▸ **Objective**
Turn each line of the data below into a Markdown table with the columns Row and Line, numbering the rows and skipping blank lines. Leave out the pictures.

▸ **Listings of element locations**
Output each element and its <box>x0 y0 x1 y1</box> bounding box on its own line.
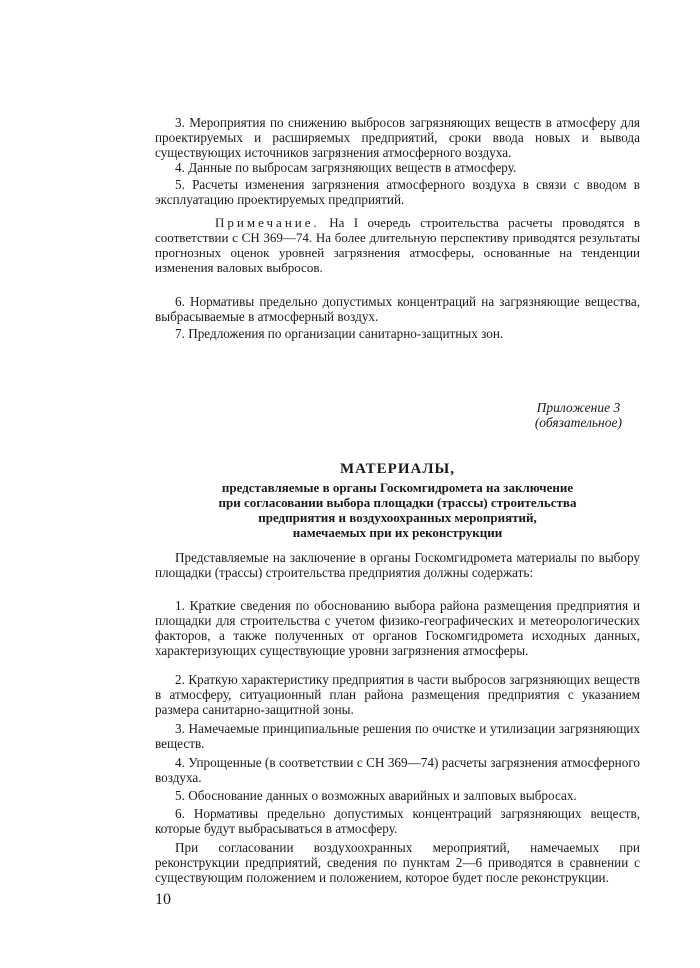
body-item-1: 1. Краткие сведения по обоснованию выбора района размещения предприятия и площадки для строительства с учетом физико-географических и метеорологических факторов, а также полученных от органов Госкомгидромета исходных данных, характеризующих существующие уровни загрязнения атмосферы. <box>155 598 640 658</box>
appendix-label <box>535 400 622 430</box>
section-title: МАТЕРИАЛЫ, <box>340 461 455 477</box>
section-subtitle-1: представляемые в органы Госкомгидромета на заключение <box>221 480 574 495</box>
body-item-5: 5. Обоснование данных о возможных аварийных и залповых выбросах. <box>175 788 577 803</box>
appendix-status: (обязательное) <box>534 415 622 430</box>
body-item-3: 3. Намечаемые принципиальные решения по очистке и утилизации загрязняющих веществ. <box>155 721 640 751</box>
section-subtitle-2: при согласовании выбора площадки (трассы) строительства <box>218 495 577 510</box>
list-item-7: 7. Предложения по организации санитарно-защитных зон. <box>175 326 504 341</box>
note-text: На I очередь строительства расчеты проводятся в соответствии с СН 369—74. На более длительную перспективу приводятся результаты прогнозных оценок уровней загрязнения атмосферы, основанные на тенденции изменения валовых выбросов. <box>155 215 640 275</box>
list-item-4: 4. Данные по выбросам загрязняющих веществ в атмосферу. <box>175 160 517 175</box>
intro-paragraph: Представляемые на заключение в органы Госкомгидромета материалы по выбору площадки (трассы) строительства предприятия должны содержать: <box>155 550 640 580</box>
list-item-3: 3. Мероприятия по снижению выбросов загрязняющих веществ в атмосферу для проектируемых и расширяемых предприятий, сроки ввода новых и вывода существующих источников загрязнения атмосферного воздуха. <box>155 115 640 160</box>
list-item-5: 5. Расчеты изменения загрязнения атмосферного воздуха в связи с вводом в эксплуатацию проектируемых предприятий. <box>155 177 640 207</box>
section-subtitle-4: намечаемых при их реконструкции <box>292 525 503 540</box>
page-number: 10 <box>155 891 171 908</box>
list-item-6: 6. Нормативы предельно допустимых концентраций на загрязняющие вещества, выбрасываемые в атмосферный воздух. <box>155 294 640 324</box>
section-subtitle-3: предприятия и воздухоохранных мероприятий, <box>258 510 537 525</box>
note-label: Примечание. <box>215 215 320 230</box>
body-item-6: 6. Нормативы предельно допустимых концентраций загрязняющих веществ, которые будут выбрасываться в атмосферу. <box>155 806 640 836</box>
body-item-2: 2. Краткую характеристику предприятия в части выбросов загрязняющих веществ в атмосферу, ситуационный план района размещения предприятия с указанием размера санитарно-защитной зоны. <box>155 672 640 717</box>
note-paragraph <box>155 215 640 275</box>
body-item-4: 4. Упрощенные (в соответствии с СН 369—74) расчеты загрязнения атмосферного воздуха. <box>155 755 640 785</box>
appendix-number: Приложение 3 <box>536 400 621 415</box>
closing-paragraph: При согласовании воздухоохранных мероприятий, намечаемых при реконструкции предприятий, сведения по пунктам 2—6 приводятся в сравнении с существующим положением и положением, которое будет после реконструкции. <box>155 840 640 885</box>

▸ **Output below**
| Row | Line |
|---|---|
| 1 | Output each element and its <box>x0 y0 x1 y1</box> bounding box on its own line. |
| 2 | body-item-1: 1. Краткие сведения по обоснованию выбора района размещения предприятия и площадки для строительства с учетом физико-географических и метеорологических факторов, а также полученных от органов Госкомгидромета исходных данных, характеризующих существующие уровни загрязнения атмосферы. <box>155 598 640 658</box> |
| 3 | appendix-label <box>535 400 622 430</box> |
| 4 | section-title: МАТЕРИАЛЫ, <box>340 461 455 477</box> |
| 5 | section-subtitle-1: представляемые в органы Госкомгидромета на заключение <box>221 480 574 495</box> |
| 6 | body-item-5: 5. Обоснование данных о возможных аварийных и залповых выбросах. <box>175 788 577 803</box> |
| 7 | appendix-status: (обязательное) <box>534 415 622 430</box> |
| 8 | body-item-3: 3. Намечаемые принципиальные решения по очистке и утилизации загрязняющих веществ. <box>155 721 640 751</box> |
| 9 | section-subtitle-2: при согласовании выбора площадки (трассы) строительства <box>218 495 577 510</box> |
| 10 | list-item-7: 7. Предложения по организации санитарно-защитных зон. <box>175 326 504 341</box> |
| 11 | note-text: На I очередь строительства расчеты проводятся в соответствии с СН 369—74. На более длительную перспективу приводятся результаты прогнозных оценок уровней загрязнения атмосферы, основанные на тенденции изменения валовых выбросов. <box>155 215 640 275</box> |
| 12 | list-item-4: 4. Данные по выбросам загрязняющих веществ в атмосферу. <box>175 160 517 175</box> |
| 13 | intro-paragraph: Представляемые на заключение в органы Госкомгидромета материалы по выбору площадки (трассы) строительства предприятия должны содержать: <box>155 550 640 580</box> |
| 14 | list-item-3: 3. Мероприятия по снижению выбросов загрязняющих веществ в атмосферу для проектируемых и расширяемых предприятий, сроки ввода новых и вывода существующих источников загрязнения атмосферного воздуха. <box>155 115 640 160</box> |
| 15 | list-item-5: 5. Расчеты изменения загрязнения атмосферного воздуха в связи с вводом в эксплуатацию проектируемых предприятий. <box>155 177 640 207</box> |
| 16 | section-subtitle-4: намечаемых при их реконструкции <box>292 525 503 540</box> |
| 17 | page-number: 10 <box>155 891 171 908</box> |
| 18 | list-item-6: 6. Нормативы предельно допустимых концентраций на загрязняющие вещества, выбрасываемые в атмосферный воздух. <box>155 294 640 324</box> |
| 19 | section-subtitle-3: предприятия и воздухоохранных мероприятий, <box>258 510 537 525</box> |
| 20 | note-label: Примечание. <box>215 215 320 230</box> |
| 21 | body-item-6: 6. Нормативы предельно допустимых концентраций загрязняющих веществ, которые будут выбрасываться в атмосферу. <box>155 806 640 836</box> |
| 22 | body-item-2: 2. Краткую характеристику предприятия в части выбросов загрязняющих веществ в атмосферу, ситуационный план района размещения предприятия с указанием размера санитарно-защитной зоны. <box>155 672 640 717</box> |
| 23 | note-paragraph <box>155 215 640 275</box> |
| 24 | body-item-4: 4. Упрощенные (в соответствии с СН 369—74) расчеты загрязнения атмосферного воздуха. <box>155 755 640 785</box> |
| 25 | appendix-number: Приложение 3 <box>536 400 621 415</box> |
| 26 | closing-paragraph: При согласовании воздухоохранных мероприятий, намечаемых при реконструкции предприятий, сведения по пунктам 2—6 приводятся в сравнении с существующим положением и положением, которое будет после реконструкции. <box>155 840 640 885</box> |